Please report each line of the data below that contains "March".

[RECORDED INFORMATION]:
'''

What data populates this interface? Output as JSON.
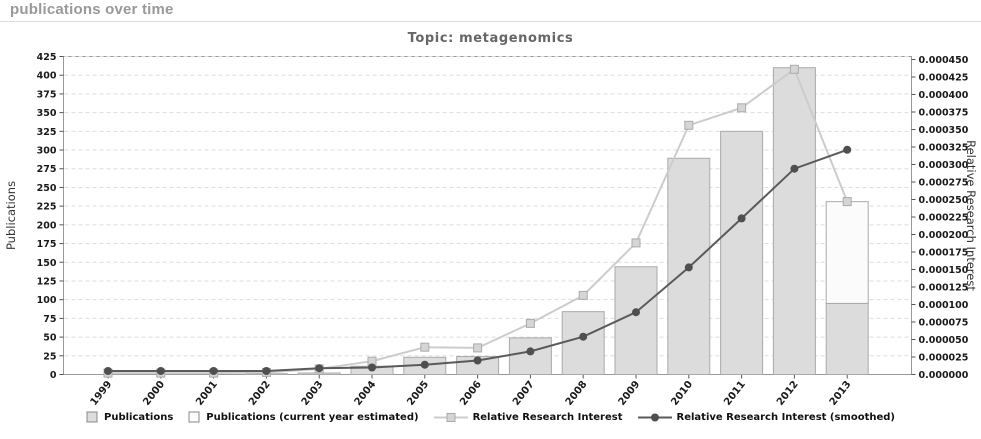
{
  "header": {
    "title": "publications over time"
  },
  "chart_data": {
    "type": "bar",
    "title": "Topic: metagenomics",
    "categories": [
      "1999",
      "2000",
      "2001",
      "2002",
      "2003",
      "2004",
      "2005",
      "2006",
      "2007",
      "2008",
      "2009",
      "2010",
      "2011",
      "2012",
      "2013"
    ],
    "series": [
      {
        "name": "Publications",
        "type": "bar",
        "axis": "left",
        "values": [
          0,
          0,
          0,
          1,
          2,
          11,
          23,
          24,
          49,
          84,
          144,
          289,
          325,
          410,
          95
        ]
      },
      {
        "name": "Publications (current year estimated)",
        "type": "bar-stacked-estimate",
        "axis": "left",
        "values": [
          null,
          null,
          null,
          null,
          null,
          null,
          null,
          null,
          null,
          null,
          null,
          null,
          null,
          null,
          231
        ]
      },
      {
        "name": "Relative Research Interest",
        "type": "line",
        "axis": "right",
        "values": [
          2e-06,
          2e-06,
          2e-06,
          3e-06,
          8e-06,
          1.9e-05,
          3.9e-05,
          3.8e-05,
          7.3e-05,
          0.000113,
          0.000188,
          0.000356,
          0.000381,
          0.000436,
          0.000247
        ]
      },
      {
        "name": "Relative Research Interest (smoothed)",
        "type": "line",
        "axis": "right",
        "values": [
          5e-06,
          5e-06,
          5e-06,
          5e-06,
          9e-06,
          1e-05,
          1.4e-05,
          2e-05,
          3.3e-05,
          5.4e-05,
          8.9e-05,
          0.000153,
          0.000223,
          0.000294,
          0.000321
        ]
      }
    ],
    "left_axis": {
      "label": "Publications",
      "min": 0,
      "max": 425,
      "step": 25
    },
    "right_axis": {
      "label": "Relative Research Interest",
      "min": 0,
      "max": 0.00045,
      "step": 2.5e-05,
      "decimals": 6
    },
    "grid": "dashed-horizontal",
    "legend_position": "bottom"
  },
  "legend": {
    "items": [
      {
        "label": "Publications",
        "swatch": "bar-solid"
      },
      {
        "label": "Publications (current year estimated)",
        "swatch": "bar-empty"
      },
      {
        "label": "Relative Research Interest",
        "swatch": "line-square"
      },
      {
        "label": "Relative Research Interest (smoothed)",
        "swatch": "line-circle"
      }
    ]
  },
  "colors": {
    "header_text": "#999999",
    "title_text": "#666666",
    "bar_fill": "#dcdcdc",
    "bar_border": "#aaaaaa",
    "bar_estimated_fill": "#fbfbfb",
    "rri_line": "#cccccc",
    "rri_marker_fill": "#d5d5d5",
    "rri_marker_border": "#ababab",
    "smoothed_line": "#5a5a5a",
    "smoothed_marker": "#4f4f4f",
    "grid_line": "#dddddd",
    "axis_frame": "#999999",
    "tick_color": "#555555"
  }
}
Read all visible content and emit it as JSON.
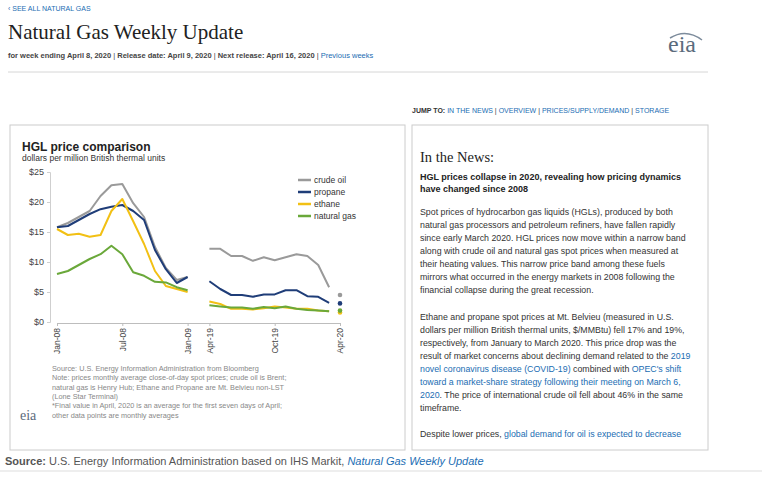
{
  "page": {
    "back_link": "‹ SEE ALL NATURAL GAS",
    "title": "Natural Gas Weekly Update",
    "logo": "eia",
    "meta": [
      {
        "text": "for week ending April 8, 2020",
        "bold": true
      },
      {
        "text": " | "
      },
      {
        "text": "Release date: April 9, 2020",
        "bold": true
      },
      {
        "text": " | "
      },
      {
        "text": "Next release: April 16, 2020",
        "bold": true
      },
      {
        "text": " | "
      },
      {
        "text": "Previous weeks",
        "link": true
      }
    ],
    "jump_to": [
      {
        "text": "JUMP TO: ",
        "bold": true
      },
      {
        "text": "IN THE NEWS",
        "link": true
      },
      {
        "text": " | "
      },
      {
        "text": "OVERVIEW",
        "link": true
      },
      {
        "text": " | "
      },
      {
        "text": "PRICES/SUPPLY/DEMAND",
        "link": true
      },
      {
        "text": " | "
      },
      {
        "text": "STORAGE",
        "link": true
      }
    ],
    "news": {
      "heading": "In the News:",
      "headline_lines": [
        "HGL prices collapse in 2020, revealing how pricing dynamics",
        "have changed since 2008"
      ],
      "paragraphs": [
        [
          [
            {
              "text": "Spot prices of hydrocarbon gas liquids (HGLs), produced by both"
            }
          ],
          [
            {
              "text": "natural gas processors and petroleum refiners, have fallen rapidly"
            }
          ],
          [
            {
              "text": "since early March 2020. HGL prices now move within a narrow band"
            }
          ],
          [
            {
              "text": "along with crude oil and natural gas spot prices when measured at"
            }
          ],
          [
            {
              "text": "their heating values. This narrow price band among these fuels"
            }
          ],
          [
            {
              "text": "mirrors what occurred in the energy markets in 2008 following the"
            }
          ],
          [
            {
              "text": "financial collapse during the great recession."
            }
          ]
        ],
        [
          [
            {
              "text": "Ethane and propane spot prices at Mt. Belvieu (measured in U.S."
            }
          ],
          [
            {
              "text": "dollars per million British thermal units, $/MMBtu) fell 17% and 19%,"
            }
          ],
          [
            {
              "text": "respectively, from January to March 2020. This price drop was the"
            }
          ],
          [
            {
              "text": "result of market concerns about declining demand related to the "
            },
            {
              "text": "2019",
              "link": true
            }
          ],
          [
            {
              "text": "novel coronavirus disease (COVID-19)",
              "link": true
            },
            {
              "text": " combined with "
            },
            {
              "text": "OPEC's shift",
              "link": true
            }
          ],
          [
            {
              "text": "toward a market-share strategy following their meeting on March 6,",
              "link": true
            }
          ],
          [
            {
              "text": "2020",
              "link": true
            },
            {
              "text": ". The price of international crude oil fell about 46% in the same"
            }
          ],
          [
            {
              "text": "timeframe."
            }
          ]
        ],
        [
          [
            {
              "text": "Despite lower prices, "
            },
            {
              "text": "global demand for oil is expected to decrease",
              "link": true
            }
          ]
        ]
      ]
    },
    "source": [
      {
        "text": "Source:",
        "bold": true
      },
      {
        "text": " U.S. Energy Information Administration based on IHS Markit, "
      },
      {
        "text": "Natural Gas Weekly Update",
        "link": true
      }
    ]
  },
  "chart_data": {
    "type": "line",
    "title": "HGL price comparison",
    "subtitle": "dollars per million British thermal units",
    "categories": [
      "Jan-08",
      null,
      null,
      null,
      null,
      null,
      "Jul-08",
      null,
      null,
      null,
      null,
      null,
      "Jan-09",
      null,
      "Apr-19",
      null,
      null,
      null,
      null,
      null,
      "Oct-19",
      null,
      null,
      null,
      null,
      null,
      "Apr-20"
    ],
    "series": [
      {
        "name": "crude oil",
        "color": "#9a9a9a",
        "values": [
          15.8,
          16.5,
          17.5,
          18.5,
          21,
          22.8,
          23,
          19.8,
          17.5,
          12.5,
          9,
          7,
          7.5,
          null,
          12.2,
          12.2,
          11,
          11,
          10.2,
          10.8,
          10.3,
          10.8,
          11.3,
          11,
          9.5,
          5.8,
          null
        ],
        "final_value": 4.5
      },
      {
        "name": "propane",
        "color": "#1f3d78",
        "values": [
          15.8,
          16,
          17,
          18,
          18.8,
          19.2,
          19.5,
          18.5,
          17,
          12,
          8.8,
          6.5,
          7.5,
          null,
          6.8,
          5.5,
          4.5,
          4.5,
          4.2,
          4.6,
          4.6,
          5.3,
          5.3,
          4.3,
          4.2,
          3.2,
          null
        ],
        "final_value": 3.1
      },
      {
        "name": "ethane",
        "color": "#f2c014",
        "values": [
          15.5,
          14.5,
          14.7,
          14.2,
          14.5,
          18.5,
          20.5,
          16.8,
          13,
          8.5,
          6,
          5.5,
          5,
          null,
          3.4,
          3,
          2.2,
          2.2,
          2.1,
          2.3,
          2.6,
          2.4,
          2.2,
          2.2,
          1.9,
          1.8,
          null
        ],
        "final_value": 1.6
      },
      {
        "name": "natural gas",
        "color": "#6aa83a",
        "values": [
          8,
          8.5,
          9.5,
          10.5,
          11.3,
          12.7,
          11.3,
          8.3,
          7.7,
          6.7,
          6.6,
          5.8,
          5.3,
          null,
          2.8,
          2.6,
          2.4,
          2.4,
          2.2,
          2.5,
          2.3,
          2.6,
          2.2,
          2,
          1.9,
          1.8,
          null
        ],
        "final_value": 1.9
      }
    ],
    "ylim": [
      0,
      25
    ],
    "yticks": [
      {
        "value": 0,
        "label": "$0"
      },
      {
        "value": 5,
        "label": "$5"
      },
      {
        "value": 10,
        "label": "$10"
      },
      {
        "value": 15,
        "label": "$15"
      },
      {
        "value": 20,
        "label": "$20"
      },
      {
        "value": 25,
        "label": "$25"
      }
    ],
    "grid": false,
    "legend": "top-right",
    "notes": [
      "Source: U.S. Energy Information Administration from Bloomberg",
      "Note: prices monthly average close-of-day spot prices; crude oil is Brent;",
      "natural gas is Henry Hub; Ethane and Propane are Mt. Belvieu non-LST",
      "(Lone Star Terminal)",
      "*Final value in April, 2020 is an average for the first seven days of April;",
      "other data points are monthly averages"
    ]
  }
}
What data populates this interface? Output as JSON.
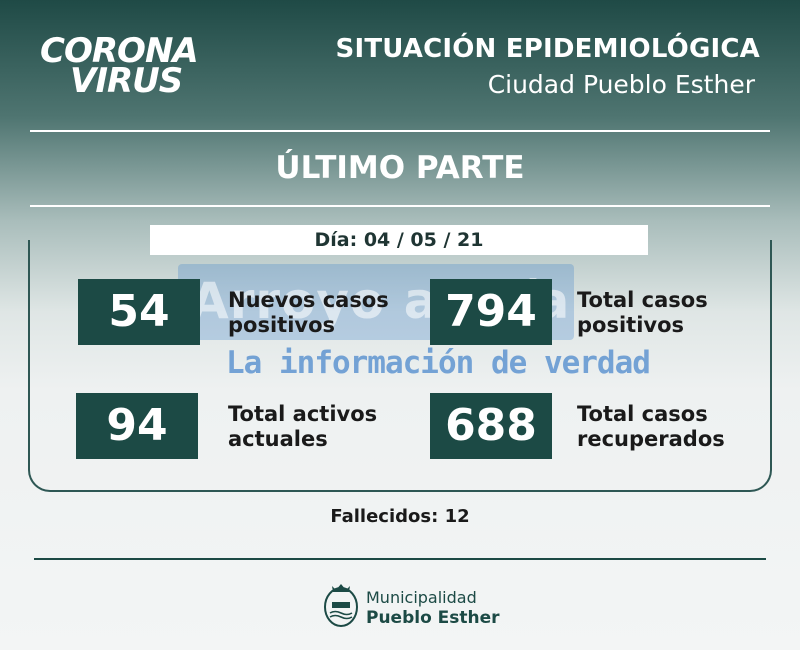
{
  "logo": {
    "line1": "CORONA",
    "line2": "VIRUS"
  },
  "header": {
    "title": "SITUACIÓN EPIDEMIOLÓGICA",
    "subtitle": "Ciudad Pueblo Esther"
  },
  "section_title": "ÚLTIMO PARTE",
  "date_label": "Día: 04 / 05 / 21",
  "stats": [
    {
      "value": "54",
      "label_line1": "Nuevos casos",
      "label_line2": "positivos"
    },
    {
      "value": "794",
      "label_line1": "Total casos",
      "label_line2": "positivos"
    },
    {
      "value": "94",
      "label_line1": "Total activos",
      "label_line2": "actuales"
    },
    {
      "value": "688",
      "label_line1": "Total casos",
      "label_line2": "recuperados"
    }
  ],
  "watermark": {
    "brand": "Arroyo al Día",
    "tagline": "La información de verdad"
  },
  "deaths_label": "Fallecidos: 12",
  "footer": {
    "line1": "Municipalidad",
    "line2": "Pueblo Esther"
  },
  "colors": {
    "box": "#1c4a45",
    "header_dark": "#1f4a46"
  }
}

'''

[EXERCISE RESPONSE]:
              "text": "since early March 2020. HGL prices now move within a narrow band"
              "text": "respectively, from January to March 2020. This price drop was the"
              "text": "toward a market-share strategy following their meeting on March 6,",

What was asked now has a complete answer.